> What to do
(1) Retype the section of the bar inventory passage that begins with the words containing "If you want" and ends with "inventory usage rate.", keeping every word and punctuation mark unchanged.
(2) Write the next part of the bar inventory passage, starting right after its last sentence.
Document extract START
Bar inventory management directly impacts your cash flow, which in turn impacts how much money you can reinvest in your business. And how much and how quickly your business grows.

To find out if you’re effectively managing your inventory, look at your inventory turnover ratio. Inventory turnover measures how often inventory is sold or used during a set time period. If your stock isn’t moving, your money isn’t moving, and your business is stagnating.

What Is Inventory Usage?

Inventory usage is how much inventory a business has used over a specific time frame. It’s similar to COGS, but it speaks to the number of units sold and not their monetary value. It's also called inventory consumption.

If you want to know how many bottles of vodka you used over the course of three months, you’ll have to determine vodka's inventory usage over time. That’s called the inventory usage rate.

How to Calculate Inventory Usage and Inventory Consumption

Inventory usage and COGS use the same formula. The difference is that inventory usage measures units used (4 bottles, 10 kegs, etc.) and COGS measures the monetary value of the inventory used. That's, of course, where draft beer inventory comes in handy.

Here’s the inventory usage formula:

Inventory Usage = Starting Inventory + Received Product Inventory – Ending Inventory

To find COGS, use the monetary value of each inventory, and not the number of units, in the formula. You can also use a Google sheets inventory template to help with tracking and calculations.
Document extract END
Extracted records START
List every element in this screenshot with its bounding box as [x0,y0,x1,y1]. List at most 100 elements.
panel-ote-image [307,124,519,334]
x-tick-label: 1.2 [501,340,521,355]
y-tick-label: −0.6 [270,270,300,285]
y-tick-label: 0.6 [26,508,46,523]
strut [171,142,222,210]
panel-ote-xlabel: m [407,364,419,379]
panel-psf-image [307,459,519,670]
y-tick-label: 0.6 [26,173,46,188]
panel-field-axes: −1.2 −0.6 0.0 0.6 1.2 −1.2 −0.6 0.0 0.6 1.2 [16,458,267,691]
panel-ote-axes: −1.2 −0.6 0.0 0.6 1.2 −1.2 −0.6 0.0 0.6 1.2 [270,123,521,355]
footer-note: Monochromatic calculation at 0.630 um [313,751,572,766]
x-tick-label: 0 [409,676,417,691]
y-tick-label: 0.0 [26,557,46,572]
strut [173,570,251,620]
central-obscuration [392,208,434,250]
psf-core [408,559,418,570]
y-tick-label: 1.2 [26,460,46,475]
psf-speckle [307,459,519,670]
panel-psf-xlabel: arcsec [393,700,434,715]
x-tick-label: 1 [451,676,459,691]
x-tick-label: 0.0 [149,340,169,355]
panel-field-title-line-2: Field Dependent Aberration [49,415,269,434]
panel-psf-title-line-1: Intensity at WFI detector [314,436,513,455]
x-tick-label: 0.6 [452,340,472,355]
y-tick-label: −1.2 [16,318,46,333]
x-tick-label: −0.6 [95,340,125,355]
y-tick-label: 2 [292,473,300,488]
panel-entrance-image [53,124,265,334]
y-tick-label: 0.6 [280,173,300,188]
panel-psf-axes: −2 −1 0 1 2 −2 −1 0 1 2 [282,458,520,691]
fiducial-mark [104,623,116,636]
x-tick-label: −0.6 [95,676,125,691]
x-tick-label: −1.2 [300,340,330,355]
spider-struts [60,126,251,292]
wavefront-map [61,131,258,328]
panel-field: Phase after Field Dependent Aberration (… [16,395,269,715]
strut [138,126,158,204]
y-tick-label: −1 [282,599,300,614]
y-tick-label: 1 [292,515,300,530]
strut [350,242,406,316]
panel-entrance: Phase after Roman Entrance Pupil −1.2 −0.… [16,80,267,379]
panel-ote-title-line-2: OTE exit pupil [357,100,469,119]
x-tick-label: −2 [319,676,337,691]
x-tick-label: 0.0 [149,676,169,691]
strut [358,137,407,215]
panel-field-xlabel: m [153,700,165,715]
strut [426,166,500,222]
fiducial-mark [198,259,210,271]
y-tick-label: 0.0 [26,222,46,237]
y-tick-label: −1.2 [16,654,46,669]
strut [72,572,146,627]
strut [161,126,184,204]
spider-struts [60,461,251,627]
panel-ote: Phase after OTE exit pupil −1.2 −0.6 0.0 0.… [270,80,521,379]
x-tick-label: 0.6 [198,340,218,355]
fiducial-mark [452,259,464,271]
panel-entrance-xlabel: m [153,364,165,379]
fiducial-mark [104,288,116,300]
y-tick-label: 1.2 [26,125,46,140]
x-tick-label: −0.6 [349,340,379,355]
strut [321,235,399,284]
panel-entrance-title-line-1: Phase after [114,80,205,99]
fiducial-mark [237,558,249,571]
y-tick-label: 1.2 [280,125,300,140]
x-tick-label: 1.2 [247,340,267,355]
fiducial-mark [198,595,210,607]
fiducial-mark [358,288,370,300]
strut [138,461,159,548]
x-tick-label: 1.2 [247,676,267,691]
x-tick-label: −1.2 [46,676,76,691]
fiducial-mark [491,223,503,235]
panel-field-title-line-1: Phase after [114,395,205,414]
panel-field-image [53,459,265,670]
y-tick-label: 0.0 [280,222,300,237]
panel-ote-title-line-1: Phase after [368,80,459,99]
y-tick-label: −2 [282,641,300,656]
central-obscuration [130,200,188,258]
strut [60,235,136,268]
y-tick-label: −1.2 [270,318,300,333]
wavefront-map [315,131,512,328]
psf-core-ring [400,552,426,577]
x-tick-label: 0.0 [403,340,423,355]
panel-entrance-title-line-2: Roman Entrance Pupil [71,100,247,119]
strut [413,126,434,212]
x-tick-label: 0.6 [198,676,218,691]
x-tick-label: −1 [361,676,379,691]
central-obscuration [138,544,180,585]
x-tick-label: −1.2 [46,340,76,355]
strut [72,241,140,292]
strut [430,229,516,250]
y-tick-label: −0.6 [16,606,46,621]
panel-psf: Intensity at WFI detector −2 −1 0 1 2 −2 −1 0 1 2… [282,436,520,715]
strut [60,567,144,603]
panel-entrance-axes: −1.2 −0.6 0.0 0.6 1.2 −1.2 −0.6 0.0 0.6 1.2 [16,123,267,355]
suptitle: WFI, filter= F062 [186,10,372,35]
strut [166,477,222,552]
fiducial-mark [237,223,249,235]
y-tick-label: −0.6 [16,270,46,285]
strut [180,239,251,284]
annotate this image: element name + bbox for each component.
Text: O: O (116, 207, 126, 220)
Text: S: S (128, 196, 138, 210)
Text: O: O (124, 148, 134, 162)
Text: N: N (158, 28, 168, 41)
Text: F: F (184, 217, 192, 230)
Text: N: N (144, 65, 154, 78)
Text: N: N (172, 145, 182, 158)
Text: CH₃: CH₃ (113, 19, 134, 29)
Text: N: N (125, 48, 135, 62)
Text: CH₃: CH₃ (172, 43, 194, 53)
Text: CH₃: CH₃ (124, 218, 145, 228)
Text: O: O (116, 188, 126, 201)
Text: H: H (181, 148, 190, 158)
Extracted records END
> Results of the exercise
(1)
If you want to know how many bottles of vodka you used over the course of three months, you’ll have to determine vodka's inventory usage over time. That’s called the inventory usage rate.

(2)
Inventory Usage Over Time

Calculating inventory usage is, by necessity, calculating inventory usage over time. That’s because a set time period is required to have starting, received, and ending inventories.

But some businesses will calculate annual inventory usage, then further calculate inventory usage over time per day, week, month, or quarter. All that requires is dividing the total inventory usage number by the units of time you’d like an inventory rate for.

For example, if you have annual inventory usage and want monthly, divide by 12. If you want weekly, divide by 52. And so on.

An Example of Using the Inventory Usage Formula

Let’s consider a bar’s inventory usage of vodka bottles over a quarter. They start with 10 bottles of vodka. Over the four months, they receive 50 bottles of vodka. And at the end of the quarter, they’re left with 12 bottles of vodka.

Inventory Usage = Starting Inventory + Received Product Inventory – Ending Inventory
Inventory Usage = 10 + 50 – 12

Over the quarter, there were 48 bottles of vodka used.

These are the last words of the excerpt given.